TASK GOAL:
Read the records and gather each line that includes "间接企业税".

DATA SECTION:
────────

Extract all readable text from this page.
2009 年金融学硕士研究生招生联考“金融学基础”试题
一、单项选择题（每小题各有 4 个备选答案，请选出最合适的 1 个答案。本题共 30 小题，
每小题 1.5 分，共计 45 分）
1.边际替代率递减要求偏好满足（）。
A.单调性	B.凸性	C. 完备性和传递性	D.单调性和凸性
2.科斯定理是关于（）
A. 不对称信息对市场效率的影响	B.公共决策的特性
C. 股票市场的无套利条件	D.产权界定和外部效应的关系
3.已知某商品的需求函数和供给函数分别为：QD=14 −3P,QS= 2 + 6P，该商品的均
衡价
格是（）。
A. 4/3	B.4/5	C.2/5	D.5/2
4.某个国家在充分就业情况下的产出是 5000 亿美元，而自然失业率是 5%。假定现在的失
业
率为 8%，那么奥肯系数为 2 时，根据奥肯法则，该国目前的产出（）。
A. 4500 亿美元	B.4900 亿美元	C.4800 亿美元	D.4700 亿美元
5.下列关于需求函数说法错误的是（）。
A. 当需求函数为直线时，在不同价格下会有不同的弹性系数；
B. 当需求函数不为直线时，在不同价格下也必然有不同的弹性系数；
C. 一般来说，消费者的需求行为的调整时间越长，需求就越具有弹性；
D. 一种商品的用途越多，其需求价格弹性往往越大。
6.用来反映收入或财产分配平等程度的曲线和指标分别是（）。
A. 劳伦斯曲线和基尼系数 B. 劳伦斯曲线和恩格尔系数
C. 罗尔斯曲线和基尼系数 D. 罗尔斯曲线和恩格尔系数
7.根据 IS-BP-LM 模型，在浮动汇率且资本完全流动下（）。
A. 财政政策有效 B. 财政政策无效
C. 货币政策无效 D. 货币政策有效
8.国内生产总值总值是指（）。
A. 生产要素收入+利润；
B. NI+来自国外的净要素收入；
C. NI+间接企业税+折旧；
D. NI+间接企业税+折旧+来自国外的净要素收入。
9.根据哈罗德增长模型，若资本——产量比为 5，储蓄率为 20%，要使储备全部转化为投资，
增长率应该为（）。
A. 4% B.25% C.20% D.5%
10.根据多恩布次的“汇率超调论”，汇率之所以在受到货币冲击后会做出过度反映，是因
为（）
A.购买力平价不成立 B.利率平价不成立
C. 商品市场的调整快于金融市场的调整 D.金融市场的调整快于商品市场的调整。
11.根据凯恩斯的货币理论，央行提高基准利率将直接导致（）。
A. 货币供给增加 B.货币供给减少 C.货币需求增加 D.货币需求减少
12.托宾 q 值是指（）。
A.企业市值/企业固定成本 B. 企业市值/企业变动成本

────────

SOLVED EXERCISE:
C. NI+间接企业税+折旧；
D. NI+间接企业税+折旧+来自国外的净要素收入。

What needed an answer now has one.